- STATED PROBLEM
Gather the lines from the material that contain "หนองคาย".

- RECORDED INFORMATION
----------

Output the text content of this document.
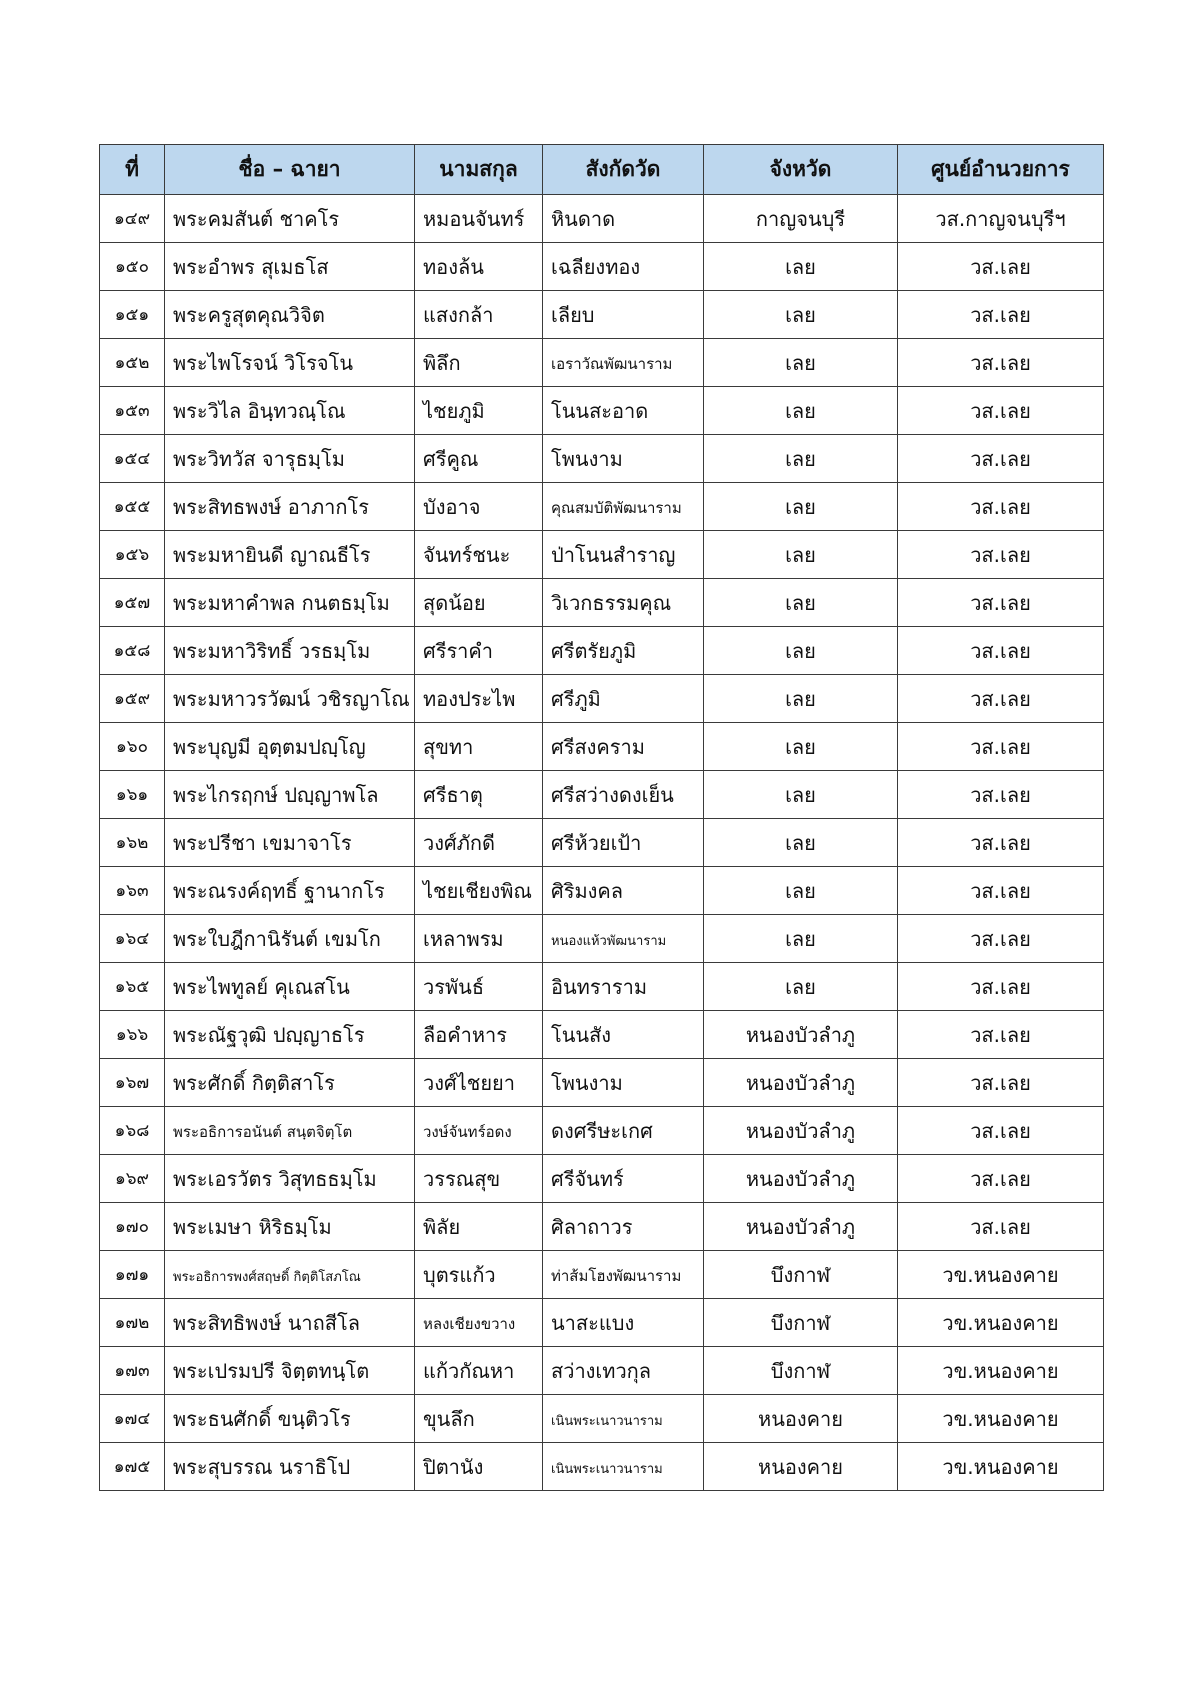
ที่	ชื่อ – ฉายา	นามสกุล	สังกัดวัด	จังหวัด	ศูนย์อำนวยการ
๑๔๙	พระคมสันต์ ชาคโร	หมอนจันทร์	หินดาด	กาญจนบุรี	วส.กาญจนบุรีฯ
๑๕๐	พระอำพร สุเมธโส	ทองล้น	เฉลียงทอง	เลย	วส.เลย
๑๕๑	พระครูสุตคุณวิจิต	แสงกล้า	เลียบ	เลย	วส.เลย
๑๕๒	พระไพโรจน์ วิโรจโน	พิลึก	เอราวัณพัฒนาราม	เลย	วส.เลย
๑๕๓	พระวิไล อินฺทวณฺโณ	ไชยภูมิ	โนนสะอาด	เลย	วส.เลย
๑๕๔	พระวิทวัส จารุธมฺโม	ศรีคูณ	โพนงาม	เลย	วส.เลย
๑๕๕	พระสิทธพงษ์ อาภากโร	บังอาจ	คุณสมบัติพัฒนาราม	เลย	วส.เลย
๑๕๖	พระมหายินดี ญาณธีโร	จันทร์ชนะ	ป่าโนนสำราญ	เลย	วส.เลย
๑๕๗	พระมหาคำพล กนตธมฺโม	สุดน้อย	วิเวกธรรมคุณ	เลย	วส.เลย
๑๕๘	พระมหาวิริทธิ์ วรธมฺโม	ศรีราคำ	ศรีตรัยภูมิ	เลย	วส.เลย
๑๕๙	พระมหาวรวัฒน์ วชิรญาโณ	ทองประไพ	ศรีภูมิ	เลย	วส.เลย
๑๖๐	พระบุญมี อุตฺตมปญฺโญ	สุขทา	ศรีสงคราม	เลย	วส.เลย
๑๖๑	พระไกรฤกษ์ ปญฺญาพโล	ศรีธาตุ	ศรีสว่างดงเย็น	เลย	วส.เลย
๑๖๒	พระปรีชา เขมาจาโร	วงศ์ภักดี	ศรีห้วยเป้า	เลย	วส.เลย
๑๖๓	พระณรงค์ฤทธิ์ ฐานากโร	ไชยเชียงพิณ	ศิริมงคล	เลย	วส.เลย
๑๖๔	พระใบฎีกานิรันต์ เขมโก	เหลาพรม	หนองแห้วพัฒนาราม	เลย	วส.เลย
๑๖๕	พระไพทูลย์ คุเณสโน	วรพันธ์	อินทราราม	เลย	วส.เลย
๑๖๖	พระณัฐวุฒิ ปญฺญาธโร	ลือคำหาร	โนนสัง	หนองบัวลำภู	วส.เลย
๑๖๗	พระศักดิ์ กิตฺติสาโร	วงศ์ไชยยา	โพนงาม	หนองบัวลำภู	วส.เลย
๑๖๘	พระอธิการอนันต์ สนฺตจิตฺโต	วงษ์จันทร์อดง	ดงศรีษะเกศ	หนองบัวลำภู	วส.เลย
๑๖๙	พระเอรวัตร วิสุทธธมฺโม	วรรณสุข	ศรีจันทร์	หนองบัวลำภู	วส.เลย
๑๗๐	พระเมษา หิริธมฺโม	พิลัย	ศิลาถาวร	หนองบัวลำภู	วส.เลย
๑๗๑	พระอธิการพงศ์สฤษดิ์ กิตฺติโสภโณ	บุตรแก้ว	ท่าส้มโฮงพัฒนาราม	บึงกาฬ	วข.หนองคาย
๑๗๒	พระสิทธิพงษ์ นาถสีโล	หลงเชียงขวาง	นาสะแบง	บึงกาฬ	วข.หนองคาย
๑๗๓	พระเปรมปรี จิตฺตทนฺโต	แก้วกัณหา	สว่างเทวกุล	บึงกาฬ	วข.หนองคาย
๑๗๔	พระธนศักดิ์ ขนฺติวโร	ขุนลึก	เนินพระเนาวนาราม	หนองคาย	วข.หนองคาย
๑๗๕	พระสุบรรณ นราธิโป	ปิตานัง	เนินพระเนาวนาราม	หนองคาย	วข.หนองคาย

----------

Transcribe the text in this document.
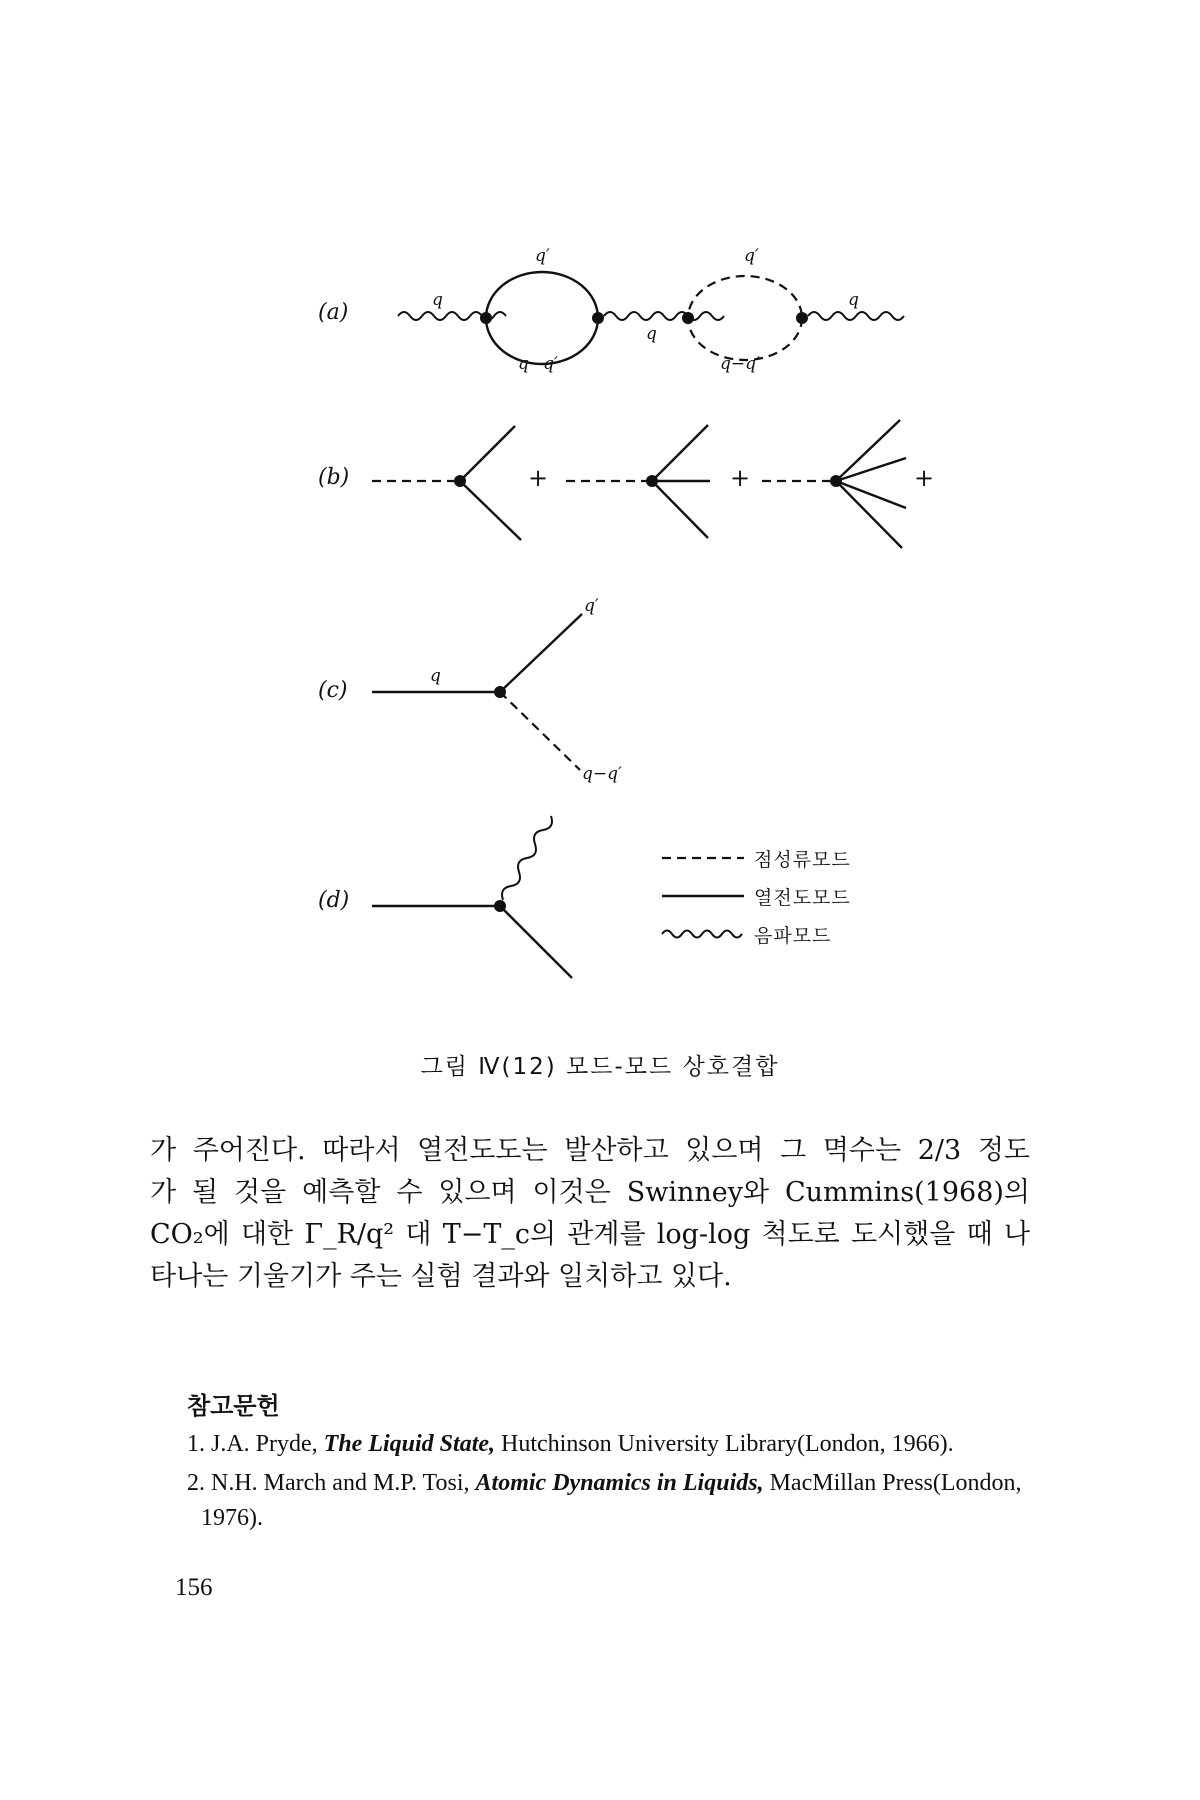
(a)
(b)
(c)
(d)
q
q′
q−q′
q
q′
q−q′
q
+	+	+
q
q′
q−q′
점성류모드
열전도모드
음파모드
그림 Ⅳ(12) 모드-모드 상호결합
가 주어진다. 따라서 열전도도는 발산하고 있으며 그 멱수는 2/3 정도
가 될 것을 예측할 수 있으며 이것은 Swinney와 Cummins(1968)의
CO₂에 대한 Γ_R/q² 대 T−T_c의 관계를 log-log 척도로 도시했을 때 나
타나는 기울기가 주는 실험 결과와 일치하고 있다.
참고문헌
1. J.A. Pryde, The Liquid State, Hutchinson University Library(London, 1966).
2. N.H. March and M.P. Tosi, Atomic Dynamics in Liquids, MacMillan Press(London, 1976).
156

----------

- ANSWER TO THIS PROBLEM
๑๗๑	พระอธิการพงศ์สฤษดิ์ กิตฺติโสภโณ	บุตรแก้ว	ท่าส้มโฮงพัฒนาราม	บึงกาฬ	วข.หนองคาย
๑๗๒	พระสิทธิพงษ์ นาถสีโล	หลงเชียงขวาง	นาสะแบง	บึงกาฬ	วข.หนองคาย
๑๗๓	พระเปรมปรี จิตฺตทนฺโต	แก้วกัณหา	สว่างเทวกุล	บึงกาฬ	วข.หนองคาย
๑๗๔	พระธนศักดิ์ ขนฺติวโร	ขุนลึก	เนินพระเนาวนาราม	หนองคาย	วข.หนองคาย
๑๗๕	พระสุบรรณ นราธิโป	ปิตานัง	เนินพระเนาวนาราม	หนองคาย	วข.หนองคาย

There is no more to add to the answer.